**Data entries**

— Start —

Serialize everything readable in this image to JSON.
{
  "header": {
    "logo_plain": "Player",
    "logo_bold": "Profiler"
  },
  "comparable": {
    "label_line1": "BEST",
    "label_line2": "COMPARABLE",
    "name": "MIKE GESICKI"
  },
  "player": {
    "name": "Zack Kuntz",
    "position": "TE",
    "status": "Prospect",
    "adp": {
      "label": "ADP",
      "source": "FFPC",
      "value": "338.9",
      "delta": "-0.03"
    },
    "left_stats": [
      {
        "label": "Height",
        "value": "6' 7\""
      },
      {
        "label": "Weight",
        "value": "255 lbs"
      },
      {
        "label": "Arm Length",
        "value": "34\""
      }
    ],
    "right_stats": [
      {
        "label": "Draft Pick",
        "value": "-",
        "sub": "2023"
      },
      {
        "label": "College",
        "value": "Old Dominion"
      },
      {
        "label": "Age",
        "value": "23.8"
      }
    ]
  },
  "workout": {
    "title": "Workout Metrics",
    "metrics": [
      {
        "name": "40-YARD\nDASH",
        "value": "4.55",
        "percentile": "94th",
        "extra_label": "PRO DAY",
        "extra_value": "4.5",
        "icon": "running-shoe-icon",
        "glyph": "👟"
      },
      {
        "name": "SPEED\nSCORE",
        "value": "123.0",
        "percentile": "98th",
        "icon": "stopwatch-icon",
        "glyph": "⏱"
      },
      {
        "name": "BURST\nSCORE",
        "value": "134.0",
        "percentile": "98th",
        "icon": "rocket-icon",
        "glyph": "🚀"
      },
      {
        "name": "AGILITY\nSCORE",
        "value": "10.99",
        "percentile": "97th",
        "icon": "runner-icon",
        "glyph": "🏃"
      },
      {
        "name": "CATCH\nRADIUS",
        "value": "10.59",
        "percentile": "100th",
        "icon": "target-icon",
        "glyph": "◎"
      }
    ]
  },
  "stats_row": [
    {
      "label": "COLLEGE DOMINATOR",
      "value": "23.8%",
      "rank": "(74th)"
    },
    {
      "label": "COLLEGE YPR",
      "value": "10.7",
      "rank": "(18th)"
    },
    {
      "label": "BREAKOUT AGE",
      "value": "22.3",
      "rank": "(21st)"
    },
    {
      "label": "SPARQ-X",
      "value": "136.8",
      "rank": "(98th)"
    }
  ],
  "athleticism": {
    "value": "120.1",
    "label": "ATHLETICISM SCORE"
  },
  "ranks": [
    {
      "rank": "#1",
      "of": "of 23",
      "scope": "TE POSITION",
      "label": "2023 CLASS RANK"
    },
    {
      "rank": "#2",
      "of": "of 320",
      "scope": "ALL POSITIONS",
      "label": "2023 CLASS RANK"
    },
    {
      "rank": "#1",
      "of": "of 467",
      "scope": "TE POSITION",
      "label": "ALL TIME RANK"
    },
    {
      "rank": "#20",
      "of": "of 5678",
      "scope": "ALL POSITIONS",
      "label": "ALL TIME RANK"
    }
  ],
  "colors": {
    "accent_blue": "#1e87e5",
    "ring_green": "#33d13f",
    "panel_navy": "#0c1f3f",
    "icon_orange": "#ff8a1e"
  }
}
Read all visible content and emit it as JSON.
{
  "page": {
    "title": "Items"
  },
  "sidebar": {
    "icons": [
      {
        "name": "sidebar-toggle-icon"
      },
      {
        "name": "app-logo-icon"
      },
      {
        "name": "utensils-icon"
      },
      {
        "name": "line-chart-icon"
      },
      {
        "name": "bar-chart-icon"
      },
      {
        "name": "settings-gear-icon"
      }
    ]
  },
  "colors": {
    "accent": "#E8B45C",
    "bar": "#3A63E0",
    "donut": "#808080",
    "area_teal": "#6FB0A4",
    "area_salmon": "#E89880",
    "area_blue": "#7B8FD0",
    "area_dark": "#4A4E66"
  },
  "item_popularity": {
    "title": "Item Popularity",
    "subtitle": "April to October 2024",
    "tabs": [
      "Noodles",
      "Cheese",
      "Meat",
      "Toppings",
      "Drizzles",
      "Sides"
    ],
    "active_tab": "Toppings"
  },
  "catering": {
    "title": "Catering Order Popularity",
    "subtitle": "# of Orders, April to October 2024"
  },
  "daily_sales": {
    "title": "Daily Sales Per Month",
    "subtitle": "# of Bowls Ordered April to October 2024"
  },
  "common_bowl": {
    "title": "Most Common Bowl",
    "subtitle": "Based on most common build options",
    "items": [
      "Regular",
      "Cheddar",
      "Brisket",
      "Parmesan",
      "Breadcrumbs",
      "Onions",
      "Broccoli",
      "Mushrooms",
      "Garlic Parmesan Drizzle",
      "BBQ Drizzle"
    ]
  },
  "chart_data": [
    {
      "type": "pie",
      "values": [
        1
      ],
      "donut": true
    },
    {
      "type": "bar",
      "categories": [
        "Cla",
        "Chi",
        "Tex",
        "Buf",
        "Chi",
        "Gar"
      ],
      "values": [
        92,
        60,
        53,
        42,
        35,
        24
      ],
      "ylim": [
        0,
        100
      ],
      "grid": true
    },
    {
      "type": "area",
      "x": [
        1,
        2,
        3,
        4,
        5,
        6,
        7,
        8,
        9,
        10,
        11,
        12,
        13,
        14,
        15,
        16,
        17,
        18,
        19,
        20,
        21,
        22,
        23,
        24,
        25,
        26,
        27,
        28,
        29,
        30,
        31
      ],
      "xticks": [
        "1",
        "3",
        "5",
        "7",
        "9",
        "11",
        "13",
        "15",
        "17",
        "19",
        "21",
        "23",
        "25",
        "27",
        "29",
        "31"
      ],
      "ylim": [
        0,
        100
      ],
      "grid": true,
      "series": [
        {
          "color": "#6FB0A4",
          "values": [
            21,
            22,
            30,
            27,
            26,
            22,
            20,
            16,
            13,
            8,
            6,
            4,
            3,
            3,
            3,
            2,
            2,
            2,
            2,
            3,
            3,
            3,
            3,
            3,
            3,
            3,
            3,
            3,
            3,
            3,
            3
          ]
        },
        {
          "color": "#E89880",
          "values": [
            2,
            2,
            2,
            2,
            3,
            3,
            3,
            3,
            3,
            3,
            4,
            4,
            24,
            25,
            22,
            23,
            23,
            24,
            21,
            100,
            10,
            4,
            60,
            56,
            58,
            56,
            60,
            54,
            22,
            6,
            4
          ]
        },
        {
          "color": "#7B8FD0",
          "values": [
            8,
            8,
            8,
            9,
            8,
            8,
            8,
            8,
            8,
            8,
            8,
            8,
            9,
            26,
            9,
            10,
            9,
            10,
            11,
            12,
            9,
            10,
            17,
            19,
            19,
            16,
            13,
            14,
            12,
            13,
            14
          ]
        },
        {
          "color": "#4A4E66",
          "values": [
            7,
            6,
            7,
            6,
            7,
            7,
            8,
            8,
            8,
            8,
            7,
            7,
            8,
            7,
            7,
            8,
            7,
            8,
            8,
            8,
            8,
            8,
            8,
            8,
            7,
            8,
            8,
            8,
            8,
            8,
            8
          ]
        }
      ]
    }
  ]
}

— End —

**What to do**
Make an exact copy of the records.

**Solution**
Serialize everything readable in this image to JSON.
{
  "header": {
    "logo_plain": "Player",
    "logo_bold": "Profiler"
  },
  "comparable": {
    "label_line1": "BEST",
    "label_line2": "COMPARABLE",
    "name": "MIKE GESICKI"
  },
  "player": {
    "name": "Zack Kuntz",
    "position": "TE",
    "status": "Prospect",
    "adp": {
      "label": "ADP",
      "source": "FFPC",
      "value": "338.9",
      "delta": "-0.03"
    },
    "left_stats": [
      {
        "label": "Height",
        "value": "6' 7\""
      },
      {
        "label": "Weight",
        "value": "255 lbs"
      },
      {
        "label": "Arm Length",
        "value": "34\""
      }
    ],
    "right_stats": [
      {
        "label": "Draft Pick",
        "value": "-",
        "sub": "2023"
      },
      {
        "label": "College",
        "value": "Old Dominion"
      },
      {
        "label": "Age",
        "value": "23.8"
      }
    ]
  },
  "workout": {
    "title": "Workout Metrics",
    "metrics": [
      {
        "name": "40-YARD\nDASH",
        "value": "4.55",
        "percentile": "94th",
        "extra_label": "PRO DAY",
        "extra_value": "4.5",
        "icon": "running-shoe-icon",
        "glyph": "👟"
      },
      {
        "name": "SPEED\nSCORE",
        "value": "123.0",
        "percentile": "98th",
        "icon": "stopwatch-icon",
        "glyph": "⏱"
      },
      {
        "name": "BURST\nSCORE",
        "value": "134.0",
        "percentile": "98th",
        "icon": "rocket-icon",
        "glyph": "🚀"
      },
      {
        "name": "AGILITY\nSCORE",
        "value": "10.99",
        "percentile": "97th",
        "icon": "runner-icon",
        "glyph": "🏃"
      },
      {
        "name": "CATCH\nRADIUS",
        "value": "10.59",
        "percentile": "100th",
        "icon": "target-icon",
        "glyph": "◎"
      }
    ]
  },
  "stats_row": [
    {
      "label": "COLLEGE DOMINATOR",
      "value": "23.8%",
      "rank": "(74th)"
    },
    {
      "label": "COLLEGE YPR",
      "value": "10.7",
      "rank": "(18th)"
    },
    {
      "label": "BREAKOUT AGE",
      "value": "22.3",
      "rank": "(21st)"
    },
    {
      "label": "SPARQ-X",
      "value": "136.8",
      "rank": "(98th)"
    }
  ],
  "athleticism": {
    "value": "120.1",
    "label": "ATHLETICISM SCORE"
  },
  "ranks": [
    {
      "rank": "#1",
      "of": "of 23",
      "scope": "TE POSITION",
      "label": "2023 CLASS RANK"
    },
    {
      "rank": "#2",
      "of": "of 320",
      "scope": "ALL POSITIONS",
      "label": "2023 CLASS RANK"
    },
    {
      "rank": "#1",
      "of": "of 467",
      "scope": "TE POSITION",
      "label": "ALL TIME RANK"
    },
    {
      "rank": "#20",
      "of": "of 5678",
      "scope": "ALL POSITIONS",
      "label": "ALL TIME RANK"
    }
  ],
  "colors": {
    "accent_blue": "#1e87e5",
    "ring_green": "#33d13f",
    "panel_navy": "#0c1f3f",
    "icon_orange": "#ff8a1e"
  }
}
Read all visible content and emit it as JSON.
{
  "page": {
    "title": "Items"
  },
  "sidebar": {
    "icons": [
      {
        "name": "sidebar-toggle-icon"
      },
      {
        "name": "app-logo-icon"
      },
      {
        "name": "utensils-icon"
      },
      {
        "name": "line-chart-icon"
      },
      {
        "name": "bar-chart-icon"
      },
      {
        "name": "settings-gear-icon"
      }
    ]
  },
  "colors": {
    "accent": "#E8B45C",
    "bar": "#3A63E0",
    "donut": "#808080",
    "area_teal": "#6FB0A4",
    "area_salmon": "#E89880",
    "area_blue": "#7B8FD0",
    "area_dark": "#4A4E66"
  },
  "item_popularity": {
    "title": "Item Popularity",
    "subtitle": "April to October 2024",
    "tabs": [
      "Noodles",
      "Cheese",
      "Meat",
      "Toppings",
      "Drizzles",
      "Sides"
    ],
    "active_tab": "Toppings"
  },
  "catering": {
    "title": "Catering Order Popularity",
    "subtitle": "# of Orders, April to October 2024"
  },
  "daily_sales": {
    "title": "Daily Sales Per Month",
    "subtitle": "# of Bowls Ordered April to October 2024"
  },
  "common_bowl": {
    "title": "Most Common Bowl",
    "subtitle": "Based on most common build options",
    "items": [
      "Regular",
      "Cheddar",
      "Brisket",
      "Parmesan",
      "Breadcrumbs",
      "Onions",
      "Broccoli",
      "Mushrooms",
      "Garlic Parmesan Drizzle",
      "BBQ Drizzle"
    ]
  },
  "chart_data": [
    {
      "type": "pie",
      "values": [
        1
      ],
      "donut": true
    },
    {
      "type": "bar",
      "categories": [
        "Cla",
        "Chi",
        "Tex",
        "Buf",
        "Chi",
        "Gar"
      ],
      "values": [
        92,
        60,
        53,
        42,
        35,
        24
      ],
      "ylim": [
        0,
        100
      ],
      "grid": true
    },
    {
      "type": "area",
      "x": [
        1,
        2,
        3,
        4,
        5,
        6,
        7,
        8,
        9,
        10,
        11,
        12,
        13,
        14,
        15,
        16,
        17,
        18,
        19,
        20,
        21,
        22,
        23,
        24,
        25,
        26,
        27,
        28,
        29,
        30,
        31
      ],
      "xticks": [
        "1",
        "3",
        "5",
        "7",
        "9",
        "11",
        "13",
        "15",
        "17",
        "19",
        "21",
        "23",
        "25",
        "27",
        "29",
        "31"
      ],
      "ylim": [
        0,
        100
      ],
      "grid": true,
      "series": [
        {
          "color": "#6FB0A4",
          "values": [
            21,
            22,
            30,
            27,
            26,
            22,
            20,
            16,
            13,
            8,
            6,
            4,
            3,
            3,
            3,
            2,
            2,
            2,
            2,
            3,
            3,
            3,
            3,
            3,
            3,
            3,
            3,
            3,
            3,
            3,
            3
          ]
        },
        {
          "color": "#E89880",
          "values": [
            2,
            2,
            2,
            2,
            3,
            3,
            3,
            3,
            3,
            3,
            4,
            4,
            24,
            25,
            22,
            23,
            23,
            24,
            21,
            100,
            10,
            4,
            60,
            56,
            58,
            56,
            60,
            54,
            22,
            6,
            4
          ]
        },
        {
          "color": "#7B8FD0",
          "values": [
            8,
            8,
            8,
            9,
            8,
            8,
            8,
            8,
            8,
            8,
            8,
            8,
            9,
            26,
            9,
            10,
            9,
            10,
            11,
            12,
            9,
            10,
            17,
            19,
            19,
            16,
            13,
            14,
            12,
            13,
            14
          ]
        },
        {
          "color": "#4A4E66",
          "values": [
            7,
            6,
            7,
            6,
            7,
            7,
            8,
            8,
            8,
            8,
            7,
            7,
            8,
            7,
            7,
            8,
            7,
            8,
            8,
            8,
            8,
            8,
            8,
            8,
            7,
            8,
            8,
            8,
            8,
            8,
            8
          ]
        }
      ]
    }
  ]
}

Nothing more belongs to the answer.